# Written problem
Could you copy, character for character, the lines from the one with "x-tick-label: 2012 (380, 295, 416, 312)" to the one with "y-tick-label: 300 (30, 229, 55, 246)", including both of those lines?
##### Task input
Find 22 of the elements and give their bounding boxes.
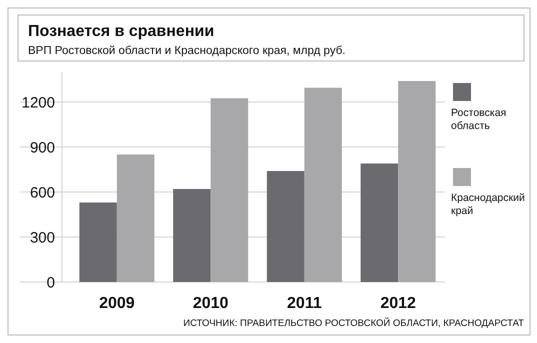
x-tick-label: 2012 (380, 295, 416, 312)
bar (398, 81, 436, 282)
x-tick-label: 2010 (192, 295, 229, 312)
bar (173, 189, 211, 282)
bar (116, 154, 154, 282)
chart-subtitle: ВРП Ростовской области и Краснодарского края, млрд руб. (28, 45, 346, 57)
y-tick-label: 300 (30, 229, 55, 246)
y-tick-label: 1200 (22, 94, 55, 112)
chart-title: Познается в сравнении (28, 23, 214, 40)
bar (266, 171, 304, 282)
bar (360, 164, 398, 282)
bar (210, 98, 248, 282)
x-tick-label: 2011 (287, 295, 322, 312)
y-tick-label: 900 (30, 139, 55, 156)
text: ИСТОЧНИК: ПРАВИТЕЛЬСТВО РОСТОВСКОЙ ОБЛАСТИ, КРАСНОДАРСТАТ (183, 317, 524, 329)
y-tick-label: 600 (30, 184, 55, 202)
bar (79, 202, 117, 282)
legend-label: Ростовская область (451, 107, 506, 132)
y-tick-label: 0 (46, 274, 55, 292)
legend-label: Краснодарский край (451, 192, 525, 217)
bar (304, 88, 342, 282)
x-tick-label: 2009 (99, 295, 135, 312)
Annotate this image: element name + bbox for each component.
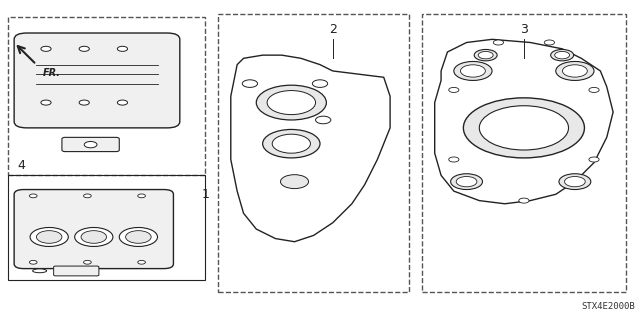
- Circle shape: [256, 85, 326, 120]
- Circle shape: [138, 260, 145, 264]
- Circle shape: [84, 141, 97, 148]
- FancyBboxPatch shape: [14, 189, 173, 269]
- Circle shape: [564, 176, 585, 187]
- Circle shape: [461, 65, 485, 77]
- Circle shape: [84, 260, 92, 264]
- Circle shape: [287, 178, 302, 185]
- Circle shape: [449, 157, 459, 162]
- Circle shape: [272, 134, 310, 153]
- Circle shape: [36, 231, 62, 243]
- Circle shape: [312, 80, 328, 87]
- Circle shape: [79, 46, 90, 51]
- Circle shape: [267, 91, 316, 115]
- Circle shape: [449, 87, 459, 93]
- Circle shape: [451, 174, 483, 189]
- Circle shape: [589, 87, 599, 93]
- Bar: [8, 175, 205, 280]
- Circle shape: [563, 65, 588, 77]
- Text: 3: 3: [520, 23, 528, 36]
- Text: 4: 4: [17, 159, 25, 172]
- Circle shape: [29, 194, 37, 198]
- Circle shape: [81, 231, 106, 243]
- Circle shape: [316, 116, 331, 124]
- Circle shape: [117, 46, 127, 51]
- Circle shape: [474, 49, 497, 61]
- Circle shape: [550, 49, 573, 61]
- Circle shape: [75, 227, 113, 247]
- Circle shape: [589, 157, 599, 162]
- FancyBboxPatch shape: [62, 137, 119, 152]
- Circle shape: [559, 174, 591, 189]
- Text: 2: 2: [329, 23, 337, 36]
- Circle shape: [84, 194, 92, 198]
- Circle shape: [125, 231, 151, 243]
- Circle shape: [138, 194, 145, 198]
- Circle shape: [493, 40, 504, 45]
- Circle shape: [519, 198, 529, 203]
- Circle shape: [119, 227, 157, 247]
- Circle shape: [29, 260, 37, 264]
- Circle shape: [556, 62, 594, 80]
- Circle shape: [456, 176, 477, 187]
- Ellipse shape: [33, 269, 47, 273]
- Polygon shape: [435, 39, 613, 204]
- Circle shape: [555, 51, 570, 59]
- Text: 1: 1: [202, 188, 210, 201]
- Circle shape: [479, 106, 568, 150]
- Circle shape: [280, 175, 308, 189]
##########
# Task solution
x-tick-label: 2012 (380, 295, 416, 312)
bar (398, 81, 436, 282)
x-tick-label: 2010 (192, 295, 229, 312)
bar (173, 189, 211, 282)
bar (116, 154, 154, 282)
chart-subtitle: ВРП Ростовской области и Краснодарского края, млрд руб. (28, 45, 346, 57)
y-tick-label: 300 (30, 229, 55, 246)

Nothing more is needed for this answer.